### Written exercise
In the lines below, how many hold the word "this"? Answer only with the number.

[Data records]
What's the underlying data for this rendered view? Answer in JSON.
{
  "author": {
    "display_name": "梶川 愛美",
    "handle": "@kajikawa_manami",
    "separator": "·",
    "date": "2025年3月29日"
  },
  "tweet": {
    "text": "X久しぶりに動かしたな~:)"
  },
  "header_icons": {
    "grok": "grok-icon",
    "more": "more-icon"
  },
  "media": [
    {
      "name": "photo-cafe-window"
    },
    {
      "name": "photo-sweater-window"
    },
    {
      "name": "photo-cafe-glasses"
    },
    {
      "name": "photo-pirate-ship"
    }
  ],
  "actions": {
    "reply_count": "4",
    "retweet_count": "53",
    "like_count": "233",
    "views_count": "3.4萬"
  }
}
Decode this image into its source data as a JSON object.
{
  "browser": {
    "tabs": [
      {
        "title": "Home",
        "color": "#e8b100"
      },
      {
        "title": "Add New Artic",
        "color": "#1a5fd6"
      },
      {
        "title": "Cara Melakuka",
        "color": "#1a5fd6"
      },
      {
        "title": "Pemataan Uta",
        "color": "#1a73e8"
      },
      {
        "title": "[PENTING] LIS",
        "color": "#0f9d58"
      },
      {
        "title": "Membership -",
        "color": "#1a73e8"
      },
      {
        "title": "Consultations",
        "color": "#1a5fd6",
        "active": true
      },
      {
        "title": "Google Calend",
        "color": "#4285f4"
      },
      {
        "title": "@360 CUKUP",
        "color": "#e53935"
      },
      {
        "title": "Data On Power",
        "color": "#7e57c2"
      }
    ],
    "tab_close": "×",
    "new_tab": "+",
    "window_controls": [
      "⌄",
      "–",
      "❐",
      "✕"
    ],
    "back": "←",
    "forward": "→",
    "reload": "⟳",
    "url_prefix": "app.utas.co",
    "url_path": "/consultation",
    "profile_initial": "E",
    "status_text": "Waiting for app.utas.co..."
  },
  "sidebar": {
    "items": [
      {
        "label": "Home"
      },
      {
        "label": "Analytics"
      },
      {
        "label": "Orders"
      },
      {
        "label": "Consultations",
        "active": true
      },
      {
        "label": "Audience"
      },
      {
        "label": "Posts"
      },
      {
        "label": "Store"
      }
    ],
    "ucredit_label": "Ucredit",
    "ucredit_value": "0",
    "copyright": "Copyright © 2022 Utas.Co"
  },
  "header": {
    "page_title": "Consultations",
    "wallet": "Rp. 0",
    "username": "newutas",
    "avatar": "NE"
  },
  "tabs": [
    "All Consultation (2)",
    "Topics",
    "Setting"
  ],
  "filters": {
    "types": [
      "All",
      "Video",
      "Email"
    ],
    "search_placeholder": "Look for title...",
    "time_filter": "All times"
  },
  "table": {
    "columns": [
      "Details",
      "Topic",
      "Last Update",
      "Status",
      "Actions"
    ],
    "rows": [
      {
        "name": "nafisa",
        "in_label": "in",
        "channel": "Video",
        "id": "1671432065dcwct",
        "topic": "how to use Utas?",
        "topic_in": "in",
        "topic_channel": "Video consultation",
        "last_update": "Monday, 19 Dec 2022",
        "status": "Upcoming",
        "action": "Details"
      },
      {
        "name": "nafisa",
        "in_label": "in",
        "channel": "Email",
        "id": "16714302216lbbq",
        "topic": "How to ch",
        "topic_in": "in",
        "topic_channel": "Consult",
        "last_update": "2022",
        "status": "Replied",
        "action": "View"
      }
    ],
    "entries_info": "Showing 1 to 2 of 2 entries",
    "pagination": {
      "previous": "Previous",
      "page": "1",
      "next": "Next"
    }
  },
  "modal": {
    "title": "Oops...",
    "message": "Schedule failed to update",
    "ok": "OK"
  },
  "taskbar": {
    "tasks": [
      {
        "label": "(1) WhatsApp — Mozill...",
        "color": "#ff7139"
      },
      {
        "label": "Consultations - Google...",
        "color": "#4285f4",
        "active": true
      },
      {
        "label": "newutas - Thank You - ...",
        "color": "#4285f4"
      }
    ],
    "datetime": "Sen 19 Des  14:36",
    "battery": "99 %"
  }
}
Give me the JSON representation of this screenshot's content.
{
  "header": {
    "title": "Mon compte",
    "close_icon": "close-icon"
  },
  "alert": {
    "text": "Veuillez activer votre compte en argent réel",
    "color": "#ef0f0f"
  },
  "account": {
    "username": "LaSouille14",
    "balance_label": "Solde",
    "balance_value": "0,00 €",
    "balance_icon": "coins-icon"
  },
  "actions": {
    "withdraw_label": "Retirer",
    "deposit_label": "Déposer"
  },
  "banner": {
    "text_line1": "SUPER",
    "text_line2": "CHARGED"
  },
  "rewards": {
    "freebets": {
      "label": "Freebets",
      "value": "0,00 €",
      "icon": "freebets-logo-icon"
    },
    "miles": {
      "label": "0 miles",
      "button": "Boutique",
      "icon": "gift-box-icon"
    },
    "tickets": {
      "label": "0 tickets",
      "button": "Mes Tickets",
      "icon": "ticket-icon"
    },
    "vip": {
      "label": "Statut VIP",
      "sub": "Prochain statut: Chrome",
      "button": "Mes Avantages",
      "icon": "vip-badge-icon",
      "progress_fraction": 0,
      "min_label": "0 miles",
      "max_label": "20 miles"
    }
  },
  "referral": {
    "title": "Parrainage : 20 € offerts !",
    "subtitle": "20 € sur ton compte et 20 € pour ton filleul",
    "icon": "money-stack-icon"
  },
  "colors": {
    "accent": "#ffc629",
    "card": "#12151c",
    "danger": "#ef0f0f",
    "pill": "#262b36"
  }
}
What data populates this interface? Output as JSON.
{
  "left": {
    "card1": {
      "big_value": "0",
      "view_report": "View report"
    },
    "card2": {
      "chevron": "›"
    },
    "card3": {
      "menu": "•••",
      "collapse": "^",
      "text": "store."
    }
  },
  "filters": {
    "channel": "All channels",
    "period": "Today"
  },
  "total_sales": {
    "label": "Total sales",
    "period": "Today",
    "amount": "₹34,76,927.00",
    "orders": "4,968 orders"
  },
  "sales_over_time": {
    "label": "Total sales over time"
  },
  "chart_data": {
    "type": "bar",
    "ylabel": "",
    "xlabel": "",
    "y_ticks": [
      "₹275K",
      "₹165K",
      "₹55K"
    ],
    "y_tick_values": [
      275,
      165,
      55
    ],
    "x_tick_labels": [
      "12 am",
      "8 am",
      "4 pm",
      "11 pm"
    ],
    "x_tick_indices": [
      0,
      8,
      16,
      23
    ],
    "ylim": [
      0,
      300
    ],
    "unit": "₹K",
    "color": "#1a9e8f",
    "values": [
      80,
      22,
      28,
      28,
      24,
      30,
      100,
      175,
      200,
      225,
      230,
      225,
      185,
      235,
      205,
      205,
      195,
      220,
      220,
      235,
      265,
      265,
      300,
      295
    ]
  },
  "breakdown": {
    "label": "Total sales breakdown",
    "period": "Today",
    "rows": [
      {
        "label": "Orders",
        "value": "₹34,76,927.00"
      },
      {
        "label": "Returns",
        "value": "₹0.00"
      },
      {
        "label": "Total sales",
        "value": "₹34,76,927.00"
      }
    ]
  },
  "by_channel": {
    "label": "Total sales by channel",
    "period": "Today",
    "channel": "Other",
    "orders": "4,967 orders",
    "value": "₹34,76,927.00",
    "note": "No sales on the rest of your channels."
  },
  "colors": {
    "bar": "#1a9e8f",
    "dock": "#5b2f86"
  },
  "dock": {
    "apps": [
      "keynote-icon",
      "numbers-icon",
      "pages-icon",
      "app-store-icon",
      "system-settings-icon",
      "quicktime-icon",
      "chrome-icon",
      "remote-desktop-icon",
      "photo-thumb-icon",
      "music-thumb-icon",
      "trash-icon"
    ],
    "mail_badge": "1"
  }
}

### Complete answer
4